Problem to work on –
Set the listing down unchanged, minus every embedded image.

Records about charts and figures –
----------------

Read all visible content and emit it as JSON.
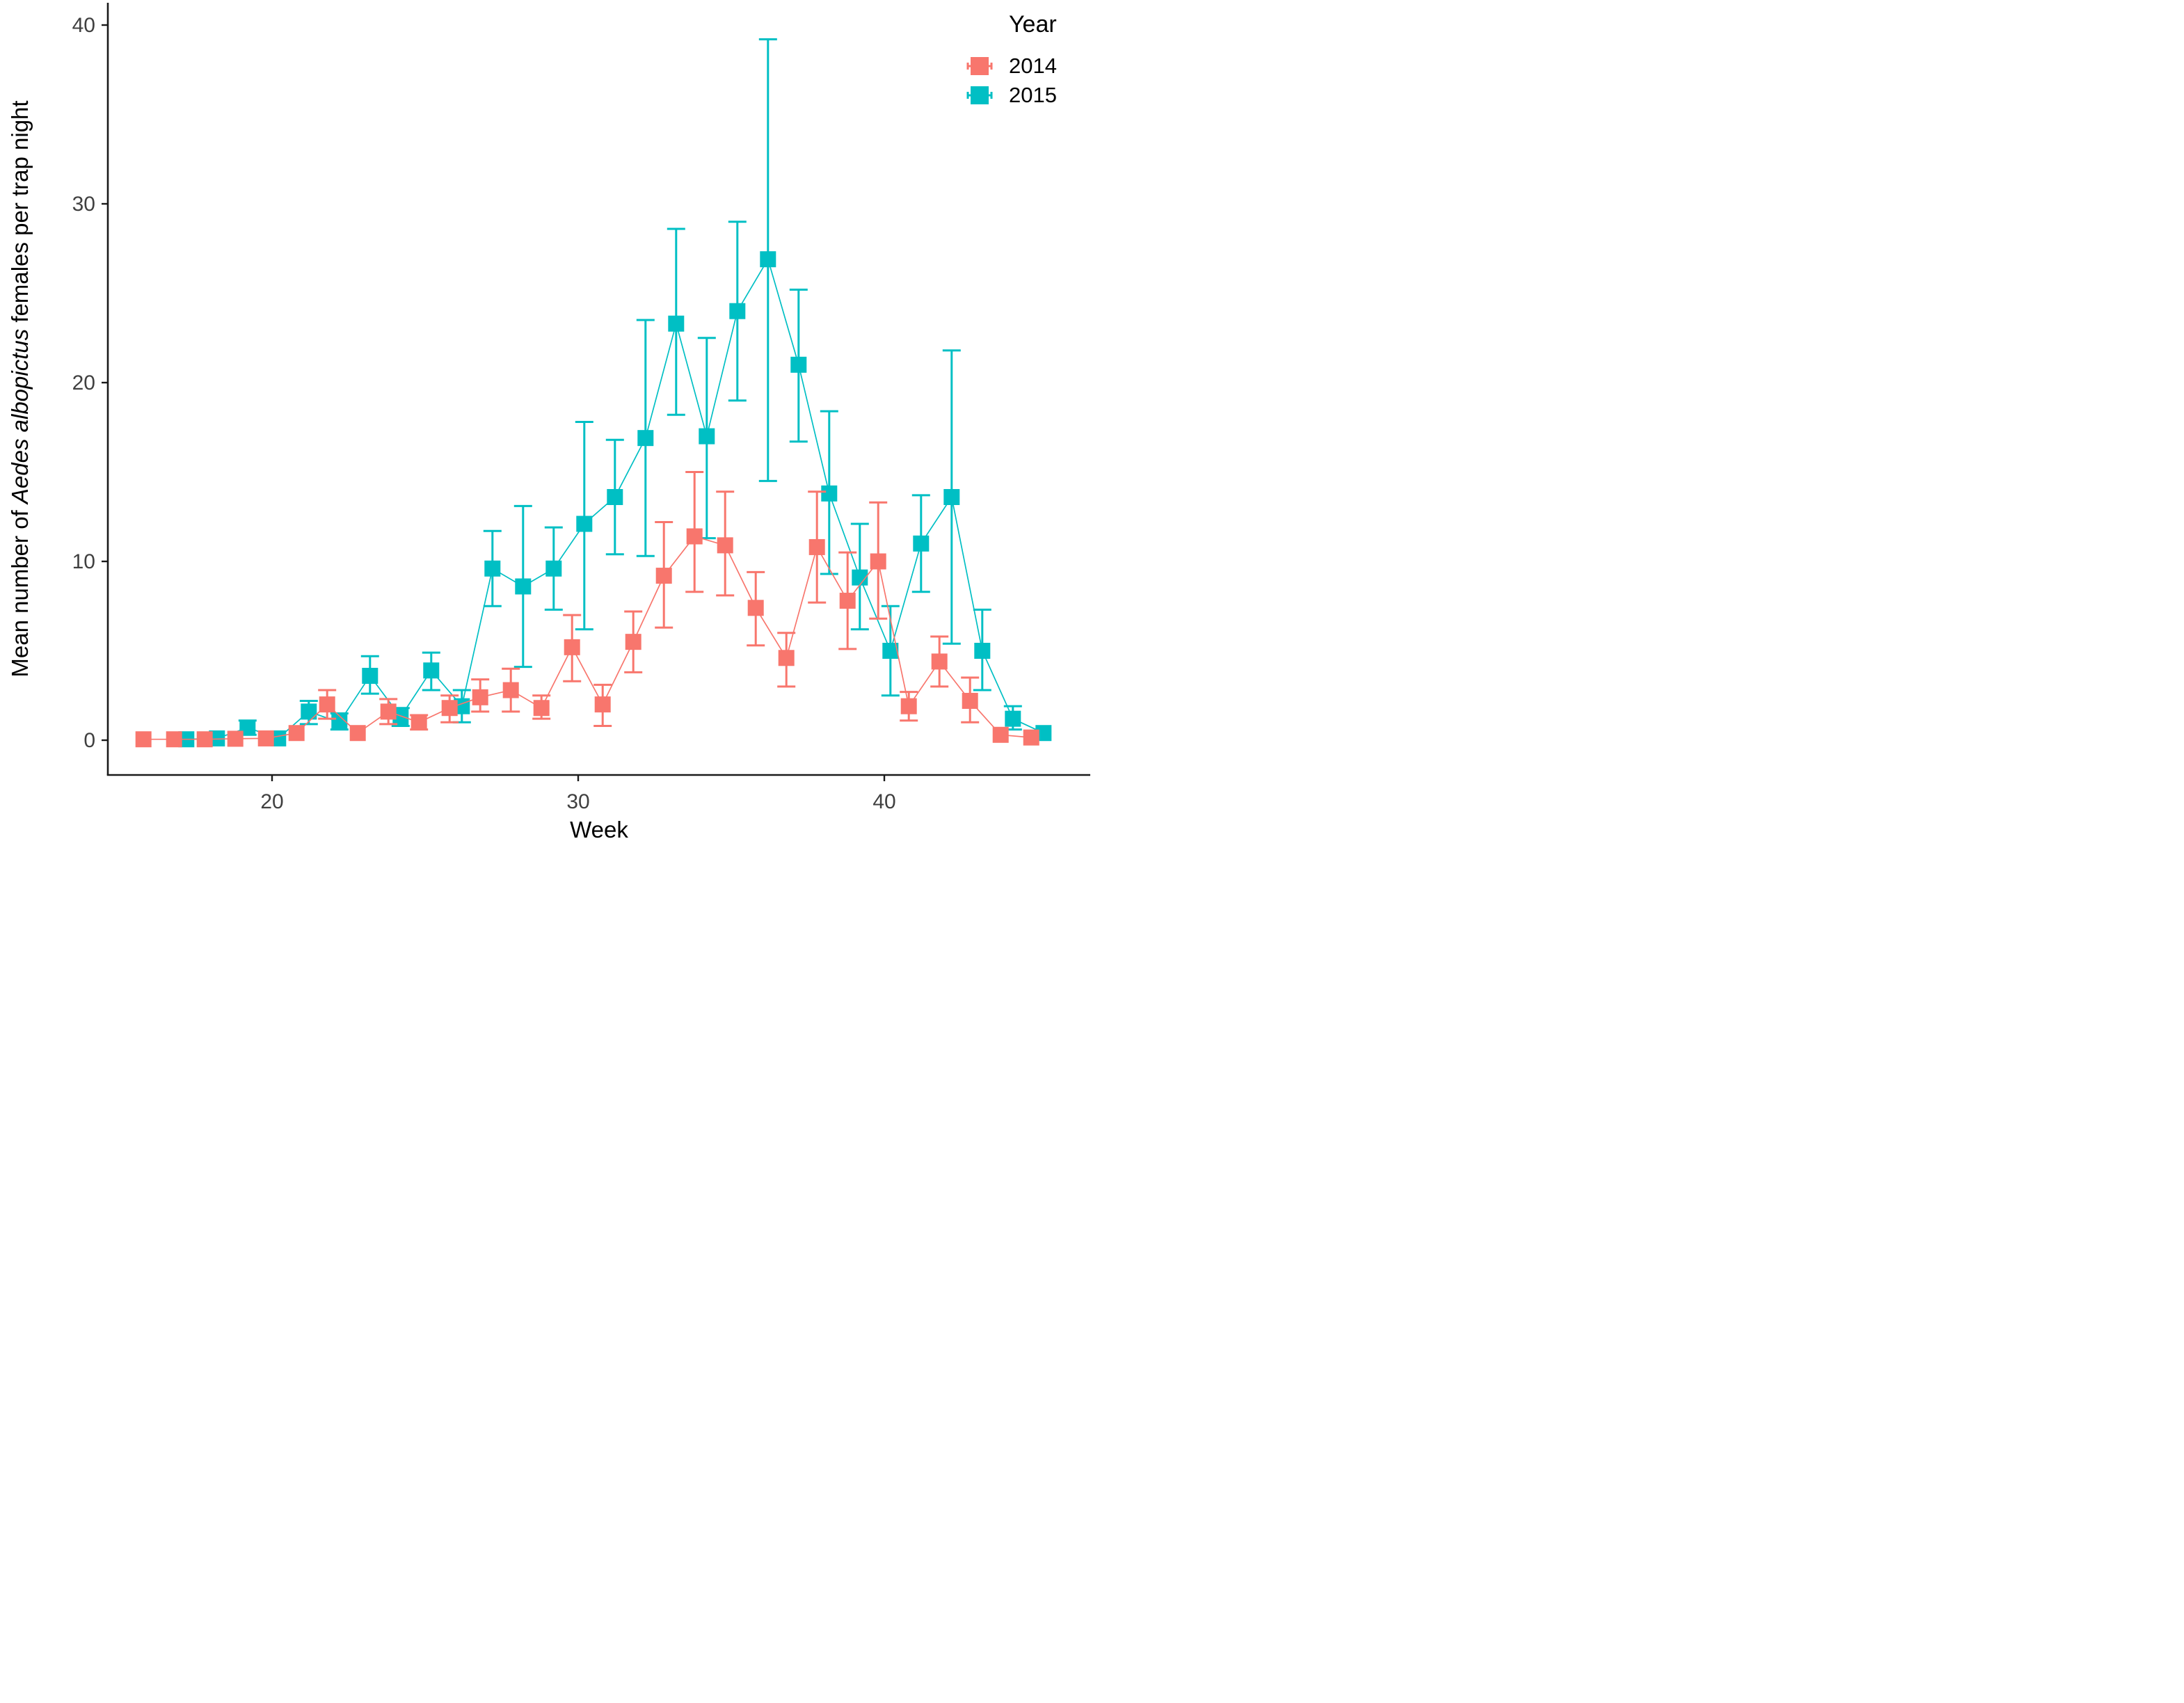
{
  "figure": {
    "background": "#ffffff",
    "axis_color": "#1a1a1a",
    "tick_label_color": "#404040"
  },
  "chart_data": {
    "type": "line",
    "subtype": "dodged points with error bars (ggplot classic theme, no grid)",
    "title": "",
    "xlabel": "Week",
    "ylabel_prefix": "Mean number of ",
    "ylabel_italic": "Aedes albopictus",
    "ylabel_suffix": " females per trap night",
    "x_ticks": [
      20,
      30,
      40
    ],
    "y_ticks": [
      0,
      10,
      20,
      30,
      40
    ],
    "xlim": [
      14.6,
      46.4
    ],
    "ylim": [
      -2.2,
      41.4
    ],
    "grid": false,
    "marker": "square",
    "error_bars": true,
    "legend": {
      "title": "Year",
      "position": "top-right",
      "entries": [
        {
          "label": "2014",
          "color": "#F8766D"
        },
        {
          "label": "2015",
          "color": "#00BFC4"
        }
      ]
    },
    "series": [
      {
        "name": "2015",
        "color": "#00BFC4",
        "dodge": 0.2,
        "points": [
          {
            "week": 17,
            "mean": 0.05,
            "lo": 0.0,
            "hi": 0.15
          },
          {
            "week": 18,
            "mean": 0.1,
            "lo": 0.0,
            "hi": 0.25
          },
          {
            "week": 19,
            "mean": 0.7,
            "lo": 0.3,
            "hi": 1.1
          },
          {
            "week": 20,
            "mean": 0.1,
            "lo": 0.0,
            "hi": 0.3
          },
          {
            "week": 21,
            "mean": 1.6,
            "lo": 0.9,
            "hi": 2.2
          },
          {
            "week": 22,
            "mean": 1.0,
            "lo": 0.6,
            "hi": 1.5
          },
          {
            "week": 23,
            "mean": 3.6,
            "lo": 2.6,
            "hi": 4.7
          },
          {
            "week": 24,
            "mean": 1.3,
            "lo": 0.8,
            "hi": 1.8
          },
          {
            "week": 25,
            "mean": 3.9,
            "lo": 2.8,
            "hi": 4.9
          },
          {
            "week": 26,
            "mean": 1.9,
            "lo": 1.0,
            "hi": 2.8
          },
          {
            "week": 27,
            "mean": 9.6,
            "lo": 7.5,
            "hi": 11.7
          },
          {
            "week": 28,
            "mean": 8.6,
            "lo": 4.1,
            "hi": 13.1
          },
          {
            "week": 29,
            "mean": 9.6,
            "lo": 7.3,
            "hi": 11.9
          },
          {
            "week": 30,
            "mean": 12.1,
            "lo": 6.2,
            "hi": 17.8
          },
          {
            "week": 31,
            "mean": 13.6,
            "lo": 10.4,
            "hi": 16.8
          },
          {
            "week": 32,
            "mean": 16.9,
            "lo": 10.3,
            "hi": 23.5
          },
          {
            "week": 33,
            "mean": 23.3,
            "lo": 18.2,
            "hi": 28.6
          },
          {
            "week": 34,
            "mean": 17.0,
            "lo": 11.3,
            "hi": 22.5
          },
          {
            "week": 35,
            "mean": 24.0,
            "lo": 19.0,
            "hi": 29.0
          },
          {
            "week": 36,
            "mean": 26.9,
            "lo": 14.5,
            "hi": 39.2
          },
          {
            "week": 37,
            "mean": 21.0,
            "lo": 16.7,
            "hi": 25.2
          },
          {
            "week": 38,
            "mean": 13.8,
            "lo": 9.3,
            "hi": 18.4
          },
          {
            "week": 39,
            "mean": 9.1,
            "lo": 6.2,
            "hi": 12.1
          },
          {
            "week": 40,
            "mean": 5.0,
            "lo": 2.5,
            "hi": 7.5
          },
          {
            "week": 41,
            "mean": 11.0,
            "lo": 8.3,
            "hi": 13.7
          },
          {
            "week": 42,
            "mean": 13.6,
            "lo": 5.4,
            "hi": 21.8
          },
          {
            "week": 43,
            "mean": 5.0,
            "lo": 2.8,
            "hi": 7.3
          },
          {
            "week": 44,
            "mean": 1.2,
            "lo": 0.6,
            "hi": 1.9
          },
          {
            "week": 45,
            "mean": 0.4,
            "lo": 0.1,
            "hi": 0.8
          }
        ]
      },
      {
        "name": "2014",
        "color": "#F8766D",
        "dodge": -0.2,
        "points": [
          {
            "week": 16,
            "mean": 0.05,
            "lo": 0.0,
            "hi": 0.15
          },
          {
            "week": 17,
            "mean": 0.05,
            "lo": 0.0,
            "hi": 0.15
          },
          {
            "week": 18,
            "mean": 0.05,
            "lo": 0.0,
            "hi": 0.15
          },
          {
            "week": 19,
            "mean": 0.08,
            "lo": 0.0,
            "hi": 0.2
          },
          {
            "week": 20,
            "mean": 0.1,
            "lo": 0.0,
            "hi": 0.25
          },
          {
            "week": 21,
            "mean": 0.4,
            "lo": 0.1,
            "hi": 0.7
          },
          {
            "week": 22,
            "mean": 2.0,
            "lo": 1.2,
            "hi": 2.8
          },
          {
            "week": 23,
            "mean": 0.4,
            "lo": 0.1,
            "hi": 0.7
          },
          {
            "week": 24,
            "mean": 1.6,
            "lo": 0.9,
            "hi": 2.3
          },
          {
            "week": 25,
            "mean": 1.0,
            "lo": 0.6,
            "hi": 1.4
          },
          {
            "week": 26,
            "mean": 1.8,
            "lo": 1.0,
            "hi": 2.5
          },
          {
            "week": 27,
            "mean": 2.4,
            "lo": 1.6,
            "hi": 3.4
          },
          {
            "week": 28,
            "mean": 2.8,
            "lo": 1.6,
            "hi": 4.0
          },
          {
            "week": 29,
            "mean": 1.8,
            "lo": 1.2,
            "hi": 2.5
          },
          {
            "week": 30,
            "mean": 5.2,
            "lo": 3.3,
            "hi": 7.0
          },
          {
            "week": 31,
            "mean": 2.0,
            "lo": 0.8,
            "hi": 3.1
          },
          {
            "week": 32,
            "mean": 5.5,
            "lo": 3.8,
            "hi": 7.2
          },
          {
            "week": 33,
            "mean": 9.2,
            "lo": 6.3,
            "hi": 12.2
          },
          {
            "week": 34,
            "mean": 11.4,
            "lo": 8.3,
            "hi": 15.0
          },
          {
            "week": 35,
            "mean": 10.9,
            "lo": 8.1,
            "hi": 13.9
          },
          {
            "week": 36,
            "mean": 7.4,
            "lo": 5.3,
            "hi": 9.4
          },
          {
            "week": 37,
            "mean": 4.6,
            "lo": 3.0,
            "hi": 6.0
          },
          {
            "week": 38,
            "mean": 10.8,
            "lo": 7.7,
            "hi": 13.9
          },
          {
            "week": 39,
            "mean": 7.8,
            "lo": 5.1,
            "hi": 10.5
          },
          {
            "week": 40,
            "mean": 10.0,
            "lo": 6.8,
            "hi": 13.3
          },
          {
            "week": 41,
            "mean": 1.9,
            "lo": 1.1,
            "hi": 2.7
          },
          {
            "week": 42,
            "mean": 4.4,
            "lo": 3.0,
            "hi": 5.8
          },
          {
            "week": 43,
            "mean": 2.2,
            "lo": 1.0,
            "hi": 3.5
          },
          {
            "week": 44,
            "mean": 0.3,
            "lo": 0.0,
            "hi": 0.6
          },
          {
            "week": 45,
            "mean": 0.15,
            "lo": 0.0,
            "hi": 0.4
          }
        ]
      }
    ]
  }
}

----------------

The completed task –
Read all visible content and emit it as JSON.
{
  "figure": {
    "background": "#ffffff",
    "axis_color": "#1a1a1a",
    "tick_label_color": "#404040"
  },
  "chart_data": {
    "type": "line",
    "subtype": "dodged points with error bars (ggplot classic theme, no grid)",
    "title": "",
    "xlabel": "Week",
    "ylabel_prefix": "Mean number of ",
    "ylabel_italic": "Aedes albopictus",
    "ylabel_suffix": " females per trap night",
    "x_ticks": [
      20,
      30,
      40
    ],
    "y_ticks": [
      0,
      10,
      20,
      30,
      40
    ],
    "xlim": [
      14.6,
      46.4
    ],
    "ylim": [
      -2.2,
      41.4
    ],
    "grid": false,
    "marker": "square",
    "error_bars": true,
    "legend": {
      "title": "Year",
      "position": "top-right",
      "entries": [
        {
          "label": "2014",
          "color": "#F8766D"
        },
        {
          "label": "2015",
          "color": "#00BFC4"
        }
      ]
    },
    "series": [
      {
        "name": "2015",
        "color": "#00BFC4",
        "dodge": 0.2,
        "points": [
          {
            "week": 17,
            "mean": 0.05,
            "lo": 0.0,
            "hi": 0.15
          },
          {
            "week": 18,
            "mean": 0.1,
            "lo": 0.0,
            "hi": 0.25
          },
          {
            "week": 19,
            "mean": 0.7,
            "lo": 0.3,
            "hi": 1.1
          },
          {
            "week": 20,
            "mean": 0.1,
            "lo": 0.0,
            "hi": 0.3
          },
          {
            "week": 21,
            "mean": 1.6,
            "lo": 0.9,
            "hi": 2.2
          },
          {
            "week": 22,
            "mean": 1.0,
            "lo": 0.6,
            "hi": 1.5
          },
          {
            "week": 23,
            "mean": 3.6,
            "lo": 2.6,
            "hi": 4.7
          },
          {
            "week": 24,
            "mean": 1.3,
            "lo": 0.8,
            "hi": 1.8
          },
          {
            "week": 25,
            "mean": 3.9,
            "lo": 2.8,
            "hi": 4.9
          },
          {
            "week": 26,
            "mean": 1.9,
            "lo": 1.0,
            "hi": 2.8
          },
          {
            "week": 27,
            "mean": 9.6,
            "lo": 7.5,
            "hi": 11.7
          },
          {
            "week": 28,
            "mean": 8.6,
            "lo": 4.1,
            "hi": 13.1
          },
          {
            "week": 29,
            "mean": 9.6,
            "lo": 7.3,
            "hi": 11.9
          },
          {
            "week": 30,
            "mean": 12.1,
            "lo": 6.2,
            "hi": 17.8
          },
          {
            "week": 31,
            "mean": 13.6,
            "lo": 10.4,
            "hi": 16.8
          },
          {
            "week": 32,
            "mean": 16.9,
            "lo": 10.3,
            "hi": 23.5
          },
          {
            "week": 33,
            "mean": 23.3,
            "lo": 18.2,
            "hi": 28.6
          },
          {
            "week": 34,
            "mean": 17.0,
            "lo": 11.3,
            "hi": 22.5
          },
          {
            "week": 35,
            "mean": 24.0,
            "lo": 19.0,
            "hi": 29.0
          },
          {
            "week": 36,
            "mean": 26.9,
            "lo": 14.5,
            "hi": 39.2
          },
          {
            "week": 37,
            "mean": 21.0,
            "lo": 16.7,
            "hi": 25.2
          },
          {
            "week": 38,
            "mean": 13.8,
            "lo": 9.3,
            "hi": 18.4
          },
          {
            "week": 39,
            "mean": 9.1,
            "lo": 6.2,
            "hi": 12.1
          },
          {
            "week": 40,
            "mean": 5.0,
            "lo": 2.5,
            "hi": 7.5
          },
          {
            "week": 41,
            "mean": 11.0,
            "lo": 8.3,
            "hi": 13.7
          },
          {
            "week": 42,
            "mean": 13.6,
            "lo": 5.4,
            "hi": 21.8
          },
          {
            "week": 43,
            "mean": 5.0,
            "lo": 2.8,
            "hi": 7.3
          },
          {
            "week": 44,
            "mean": 1.2,
            "lo": 0.6,
            "hi": 1.9
          },
          {
            "week": 45,
            "mean": 0.4,
            "lo": 0.1,
            "hi": 0.8
          }
        ]
      },
      {
        "name": "2014",
        "color": "#F8766D",
        "dodge": -0.2,
        "points": [
          {
            "week": 16,
            "mean": 0.05,
            "lo": 0.0,
            "hi": 0.15
          },
          {
            "week": 17,
            "mean": 0.05,
            "lo": 0.0,
            "hi": 0.15
          },
          {
            "week": 18,
            "mean": 0.05,
            "lo": 0.0,
            "hi": 0.15
          },
          {
            "week": 19,
            "mean": 0.08,
            "lo": 0.0,
            "hi": 0.2
          },
          {
            "week": 20,
            "mean": 0.1,
            "lo": 0.0,
            "hi": 0.25
          },
          {
            "week": 21,
            "mean": 0.4,
            "lo": 0.1,
            "hi": 0.7
          },
          {
            "week": 22,
            "mean": 2.0,
            "lo": 1.2,
            "hi": 2.8
          },
          {
            "week": 23,
            "mean": 0.4,
            "lo": 0.1,
            "hi": 0.7
          },
          {
            "week": 24,
            "mean": 1.6,
            "lo": 0.9,
            "hi": 2.3
          },
          {
            "week": 25,
            "mean": 1.0,
            "lo": 0.6,
            "hi": 1.4
          },
          {
            "week": 26,
            "mean": 1.8,
            "lo": 1.0,
            "hi": 2.5
          },
          {
            "week": 27,
            "mean": 2.4,
            "lo": 1.6,
            "hi": 3.4
          },
          {
            "week": 28,
            "mean": 2.8,
            "lo": 1.6,
            "hi": 4.0
          },
          {
            "week": 29,
            "mean": 1.8,
            "lo": 1.2,
            "hi": 2.5
          },
          {
            "week": 30,
            "mean": 5.2,
            "lo": 3.3,
            "hi": 7.0
          },
          {
            "week": 31,
            "mean": 2.0,
            "lo": 0.8,
            "hi": 3.1
          },
          {
            "week": 32,
            "mean": 5.5,
            "lo": 3.8,
            "hi": 7.2
          },
          {
            "week": 33,
            "mean": 9.2,
            "lo": 6.3,
            "hi": 12.2
          },
          {
            "week": 34,
            "mean": 11.4,
            "lo": 8.3,
            "hi": 15.0
          },
          {
            "week": 35,
            "mean": 10.9,
            "lo": 8.1,
            "hi": 13.9
          },
          {
            "week": 36,
            "mean": 7.4,
            "lo": 5.3,
            "hi": 9.4
          },
          {
            "week": 37,
            "mean": 4.6,
            "lo": 3.0,
            "hi": 6.0
          },
          {
            "week": 38,
            "mean": 10.8,
            "lo": 7.7,
            "hi": 13.9
          },
          {
            "week": 39,
            "mean": 7.8,
            "lo": 5.1,
            "hi": 10.5
          },
          {
            "week": 40,
            "mean": 10.0,
            "lo": 6.8,
            "hi": 13.3
          },
          {
            "week": 41,
            "mean": 1.9,
            "lo": 1.1,
            "hi": 2.7
          },
          {
            "week": 42,
            "mean": 4.4,
            "lo": 3.0,
            "hi": 5.8
          },
          {
            "week": 43,
            "mean": 2.2,
            "lo": 1.0,
            "hi": 3.5
          },
          {
            "week": 44,
            "mean": 0.3,
            "lo": 0.0,
            "hi": 0.6
          },
          {
            "week": 45,
            "mean": 0.15,
            "lo": 0.0,
            "hi": 0.4
          }
        ]
      }
    ]
  }
}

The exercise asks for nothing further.